• [PROBLEM DETAILS]:
Look through the records below, and copy out every line that holds the string "passe".

A block of data
Start
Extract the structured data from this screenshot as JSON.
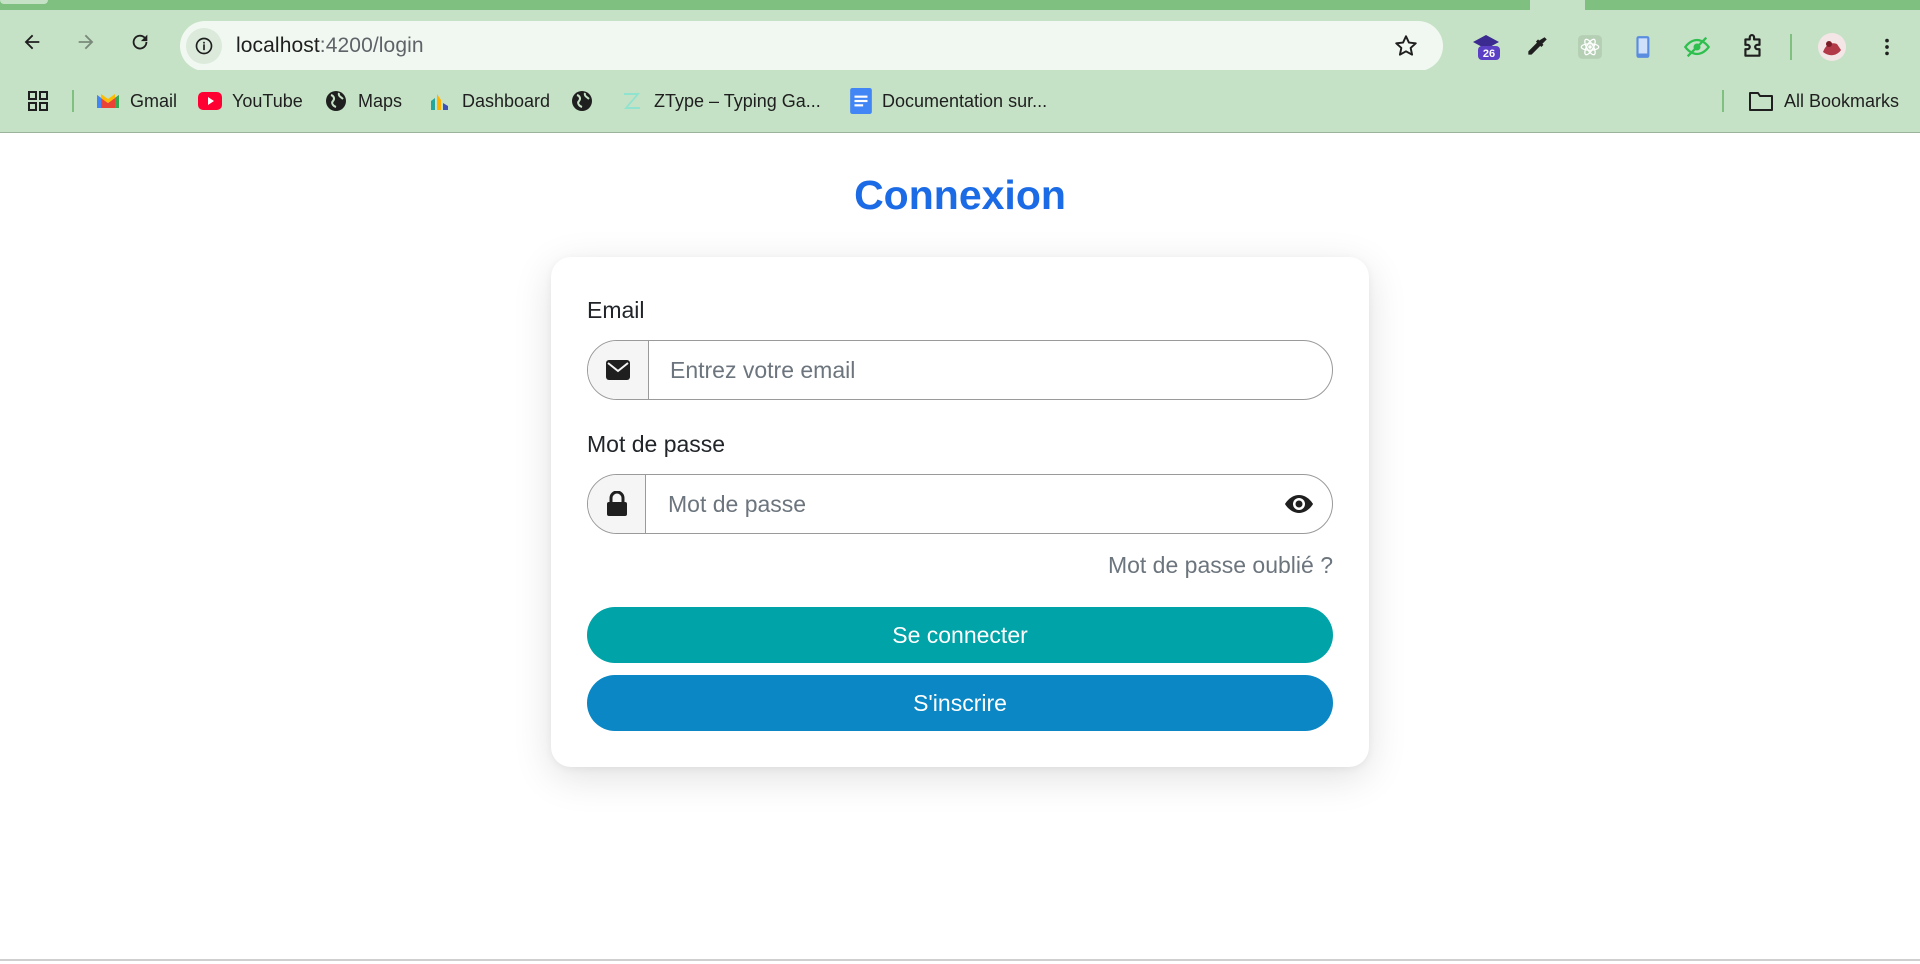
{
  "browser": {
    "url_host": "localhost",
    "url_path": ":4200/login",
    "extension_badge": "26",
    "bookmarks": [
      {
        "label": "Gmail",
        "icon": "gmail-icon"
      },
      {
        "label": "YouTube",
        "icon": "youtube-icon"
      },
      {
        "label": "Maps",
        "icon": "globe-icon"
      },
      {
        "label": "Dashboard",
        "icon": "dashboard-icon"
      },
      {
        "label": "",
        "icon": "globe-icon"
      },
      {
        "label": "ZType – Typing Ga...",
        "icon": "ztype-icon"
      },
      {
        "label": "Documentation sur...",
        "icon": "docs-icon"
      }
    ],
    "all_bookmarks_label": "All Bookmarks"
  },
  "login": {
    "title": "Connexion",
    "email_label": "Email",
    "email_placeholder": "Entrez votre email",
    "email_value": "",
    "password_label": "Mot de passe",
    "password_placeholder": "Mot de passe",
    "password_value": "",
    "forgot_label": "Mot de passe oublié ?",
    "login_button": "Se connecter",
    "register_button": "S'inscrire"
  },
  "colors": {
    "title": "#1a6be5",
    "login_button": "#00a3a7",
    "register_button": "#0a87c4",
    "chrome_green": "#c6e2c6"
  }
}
End
Start
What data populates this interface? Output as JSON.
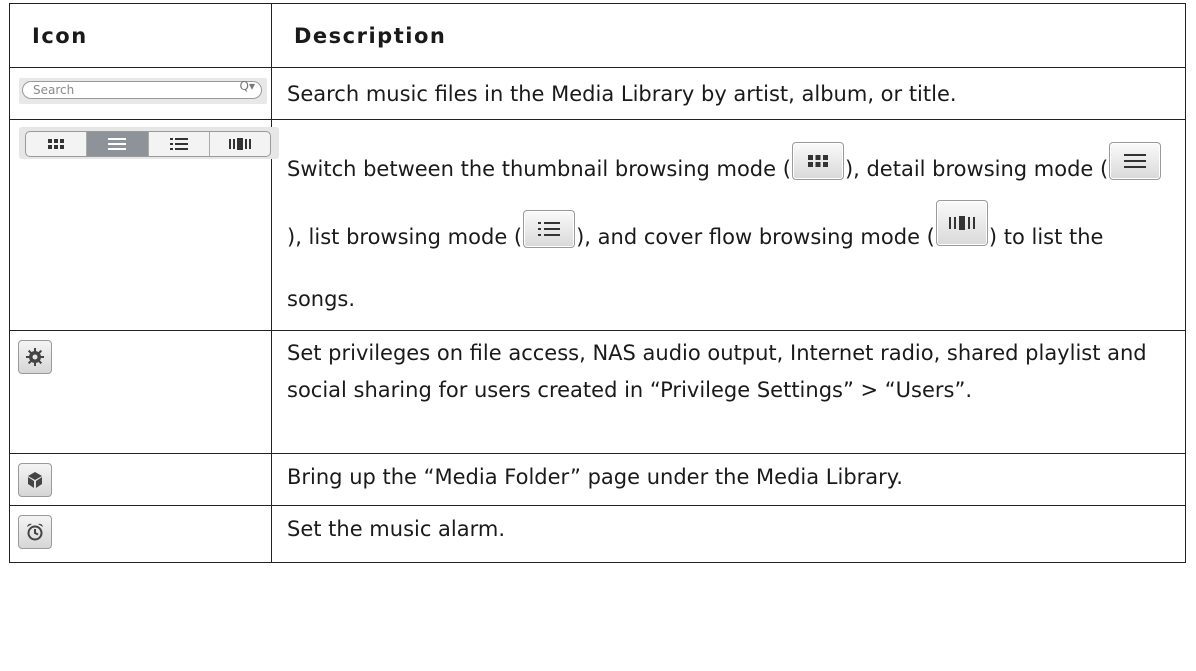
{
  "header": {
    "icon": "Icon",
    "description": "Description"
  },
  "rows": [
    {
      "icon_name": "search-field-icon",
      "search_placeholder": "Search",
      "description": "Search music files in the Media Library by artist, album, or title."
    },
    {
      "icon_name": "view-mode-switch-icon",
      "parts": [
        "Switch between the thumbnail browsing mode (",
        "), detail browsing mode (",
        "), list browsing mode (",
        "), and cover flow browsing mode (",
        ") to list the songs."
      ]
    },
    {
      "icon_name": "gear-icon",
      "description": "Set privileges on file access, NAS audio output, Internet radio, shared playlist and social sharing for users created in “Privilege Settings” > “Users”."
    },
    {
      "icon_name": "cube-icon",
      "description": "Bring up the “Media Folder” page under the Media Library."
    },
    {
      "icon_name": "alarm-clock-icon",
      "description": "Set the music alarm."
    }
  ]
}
End
• [FINAL RESULT]:
    "password_label": "Mot de passe",
    "password_placeholder": "Mot de passe",
    "forgot_label": "Mot de passe oublié ?",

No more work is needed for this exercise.